• Exercise details: Change every "interactable" to "clickable" in the data, starting with the line containing "reload-icon[interactable] xyxy=(1118,26,1170,84)" and going on through the end, and give those lines back with nothing else altered.

• Data:
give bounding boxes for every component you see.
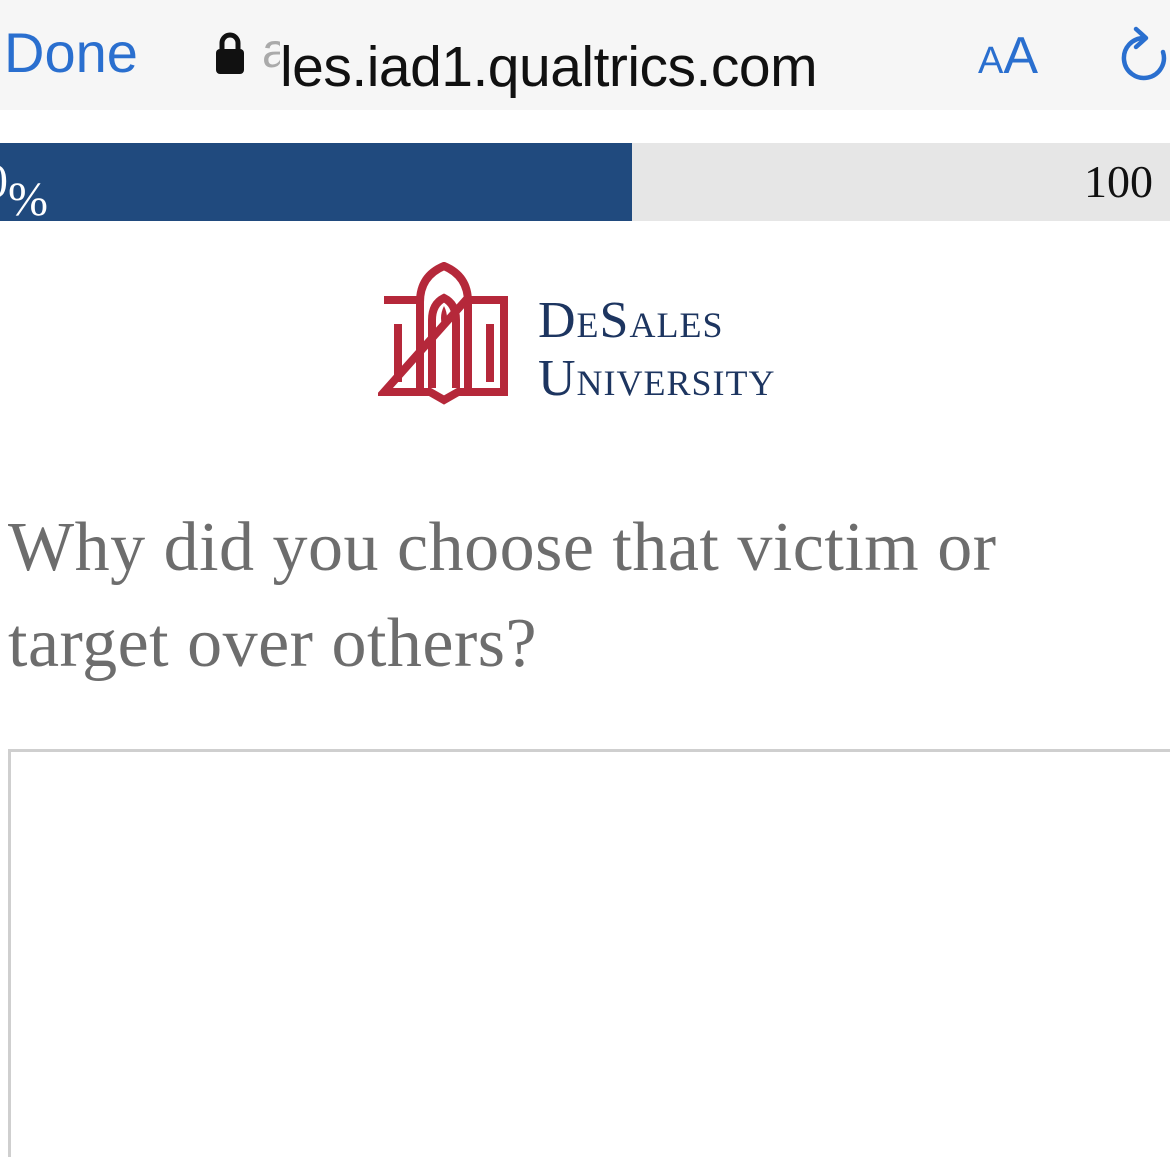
reload-icon[interactable] xyxy=(1118,26,1170,84)
url-host: les.iad1.qualtrics.com xyxy=(280,35,818,99)
progress-start-fragment: 0 xyxy=(0,149,8,215)
university-logo-icon xyxy=(378,262,508,405)
answer-textarea[interactable] xyxy=(8,749,1170,1157)
progress-end-label: 100 xyxy=(1084,156,1153,207)
logo-line-1: DeSales xyxy=(538,292,724,349)
progress-start-percent: % xyxy=(8,173,48,221)
done-button[interactable]: Done xyxy=(4,20,138,86)
text-size-button[interactable]: AA xyxy=(978,26,1038,86)
progress-start-label: 0% xyxy=(0,149,48,221)
survey-progress-bar: 0% 100 xyxy=(0,143,1170,221)
lock-icon xyxy=(216,32,244,74)
url-prefix-fragment: a xyxy=(262,25,280,78)
university-logo-text: DeSales University xyxy=(538,292,776,408)
question-text: Why did you choose that victim or target… xyxy=(8,509,997,682)
text-size-small-label: A xyxy=(978,40,1004,82)
address-bar-url[interactable]: ales.iad1.qualtrics.com xyxy=(262,18,818,101)
text-size-large-label: A xyxy=(1003,27,1039,85)
browser-toolbar: Done ales.iad1.qualtrics.com AA xyxy=(0,0,1170,110)
progress-fill xyxy=(0,143,632,221)
logo-line-2: University xyxy=(538,350,776,407)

• Written reply:
reload-icon[clickable] xyxy=(1118,26,1170,84)
url-host: les.iad1.qualtrics.com xyxy=(280,35,818,99)
progress-start-fragment: 0 xyxy=(0,149,8,215)
university-logo-icon xyxy=(378,262,508,405)
answer-textarea[clickable] xyxy=(8,749,1170,1157)
progress-end-label: 100 xyxy=(1084,156,1153,207)
logo-line-1: DeSales xyxy=(538,292,724,349)
progress-start-percent: % xyxy=(8,173,48,221)
done-button[clickable]: Done xyxy=(4,20,138,86)
text-size-button[clickable]: AA xyxy=(978,26,1038,86)
progress-start-label: 0% xyxy=(0,149,48,221)
survey-progress-bar: 0% 100 xyxy=(0,143,1170,221)
lock-icon xyxy=(216,32,244,74)
url-prefix-fragment: a xyxy=(262,25,280,78)
university-logo-text: DeSales University xyxy=(538,292,776,408)
question-text: Why did you choose that victim or target… xyxy=(8,509,997,682)
text-size-small-label: A xyxy=(978,40,1004,82)
address-bar-url[clickable]: ales.iad1.qualtrics.com xyxy=(262,18,818,101)
text-size-large-label: A xyxy=(1003,27,1039,85)
browser-toolbar: Done ales.iad1.qualtrics.com AA xyxy=(0,0,1170,110)
progress-fill xyxy=(0,143,632,221)
logo-line-2: University xyxy=(538,350,776,407)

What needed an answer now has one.